→ **GIVEN EXERCISE**: Gather each line of the records below that contains the string "icon", matching case exactly.

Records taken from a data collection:
────────────────
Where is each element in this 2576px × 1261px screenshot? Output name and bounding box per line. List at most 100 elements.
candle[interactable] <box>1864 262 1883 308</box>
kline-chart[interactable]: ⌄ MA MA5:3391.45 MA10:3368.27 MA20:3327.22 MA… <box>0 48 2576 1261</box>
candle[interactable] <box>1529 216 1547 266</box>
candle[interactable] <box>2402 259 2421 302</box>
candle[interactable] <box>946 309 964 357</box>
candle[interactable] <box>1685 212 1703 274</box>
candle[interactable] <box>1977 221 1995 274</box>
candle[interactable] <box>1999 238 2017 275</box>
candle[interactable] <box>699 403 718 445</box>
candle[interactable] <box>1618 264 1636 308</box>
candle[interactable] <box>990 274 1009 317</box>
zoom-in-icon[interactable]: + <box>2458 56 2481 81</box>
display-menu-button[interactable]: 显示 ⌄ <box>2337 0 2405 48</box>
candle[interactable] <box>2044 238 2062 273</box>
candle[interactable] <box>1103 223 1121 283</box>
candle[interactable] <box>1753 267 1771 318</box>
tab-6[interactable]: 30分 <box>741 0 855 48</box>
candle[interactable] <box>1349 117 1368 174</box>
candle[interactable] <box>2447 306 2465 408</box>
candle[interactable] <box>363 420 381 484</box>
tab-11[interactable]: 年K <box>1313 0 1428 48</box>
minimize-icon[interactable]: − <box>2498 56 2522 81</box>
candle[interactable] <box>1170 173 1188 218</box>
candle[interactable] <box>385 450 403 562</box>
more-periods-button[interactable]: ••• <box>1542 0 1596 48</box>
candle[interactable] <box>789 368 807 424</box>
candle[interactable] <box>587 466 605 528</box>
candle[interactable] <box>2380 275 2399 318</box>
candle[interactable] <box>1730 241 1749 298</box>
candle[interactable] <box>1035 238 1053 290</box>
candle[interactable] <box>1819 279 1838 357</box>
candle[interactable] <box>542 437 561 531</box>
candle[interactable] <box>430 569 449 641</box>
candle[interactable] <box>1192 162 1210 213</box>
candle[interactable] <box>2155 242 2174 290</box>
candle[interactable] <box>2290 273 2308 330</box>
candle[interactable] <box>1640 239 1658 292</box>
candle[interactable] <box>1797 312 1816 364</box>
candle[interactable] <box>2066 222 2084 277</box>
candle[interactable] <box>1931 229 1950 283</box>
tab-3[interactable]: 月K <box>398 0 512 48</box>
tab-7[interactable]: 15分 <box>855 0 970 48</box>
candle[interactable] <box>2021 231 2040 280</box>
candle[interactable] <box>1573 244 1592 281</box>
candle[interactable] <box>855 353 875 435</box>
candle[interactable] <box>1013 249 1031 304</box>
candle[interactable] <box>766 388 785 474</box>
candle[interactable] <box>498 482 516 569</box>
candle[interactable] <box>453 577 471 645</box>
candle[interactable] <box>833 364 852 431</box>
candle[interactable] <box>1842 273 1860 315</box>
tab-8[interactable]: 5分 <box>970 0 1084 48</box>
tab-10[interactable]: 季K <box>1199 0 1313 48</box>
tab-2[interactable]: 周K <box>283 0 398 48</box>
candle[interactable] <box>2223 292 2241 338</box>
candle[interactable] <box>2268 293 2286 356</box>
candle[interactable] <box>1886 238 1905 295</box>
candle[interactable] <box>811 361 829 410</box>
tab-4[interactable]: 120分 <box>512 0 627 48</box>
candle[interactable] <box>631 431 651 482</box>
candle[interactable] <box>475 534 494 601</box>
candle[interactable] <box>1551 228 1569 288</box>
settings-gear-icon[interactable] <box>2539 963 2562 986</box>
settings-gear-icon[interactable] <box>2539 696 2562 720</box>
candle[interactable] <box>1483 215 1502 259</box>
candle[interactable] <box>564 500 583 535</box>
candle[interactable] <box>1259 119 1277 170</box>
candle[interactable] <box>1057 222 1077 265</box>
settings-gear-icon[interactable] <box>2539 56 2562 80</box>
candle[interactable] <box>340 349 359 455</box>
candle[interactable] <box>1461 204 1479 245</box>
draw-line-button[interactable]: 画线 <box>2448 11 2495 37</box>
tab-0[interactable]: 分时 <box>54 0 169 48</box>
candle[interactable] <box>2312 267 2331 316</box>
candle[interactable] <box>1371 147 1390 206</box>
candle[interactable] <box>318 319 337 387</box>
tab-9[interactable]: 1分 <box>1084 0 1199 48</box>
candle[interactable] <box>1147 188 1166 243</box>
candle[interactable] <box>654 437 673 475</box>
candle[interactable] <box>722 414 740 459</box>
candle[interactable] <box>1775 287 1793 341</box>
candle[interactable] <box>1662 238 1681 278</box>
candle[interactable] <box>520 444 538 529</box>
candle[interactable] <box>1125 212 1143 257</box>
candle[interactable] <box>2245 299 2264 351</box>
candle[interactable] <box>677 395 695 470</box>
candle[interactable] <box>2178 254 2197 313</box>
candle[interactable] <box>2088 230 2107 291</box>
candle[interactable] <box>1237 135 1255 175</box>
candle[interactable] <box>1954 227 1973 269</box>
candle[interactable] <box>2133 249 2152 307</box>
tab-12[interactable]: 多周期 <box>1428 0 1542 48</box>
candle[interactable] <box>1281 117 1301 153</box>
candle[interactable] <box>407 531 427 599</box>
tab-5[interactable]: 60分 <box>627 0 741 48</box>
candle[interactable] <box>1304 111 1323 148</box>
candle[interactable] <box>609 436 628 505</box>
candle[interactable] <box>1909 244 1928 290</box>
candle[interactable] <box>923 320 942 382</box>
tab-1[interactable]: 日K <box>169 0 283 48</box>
────────────────
→ **COMPLETE ANSWER**:
zoom-in-icon[interactable]: + <box>2458 56 2481 81</box>
minimize-icon[interactable]: − <box>2498 56 2522 81</box>
settings-gear-icon[interactable] <box>2539 963 2562 986</box>
settings-gear-icon[interactable] <box>2539 696 2562 720</box>
settings-gear-icon[interactable] <box>2539 56 2562 80</box>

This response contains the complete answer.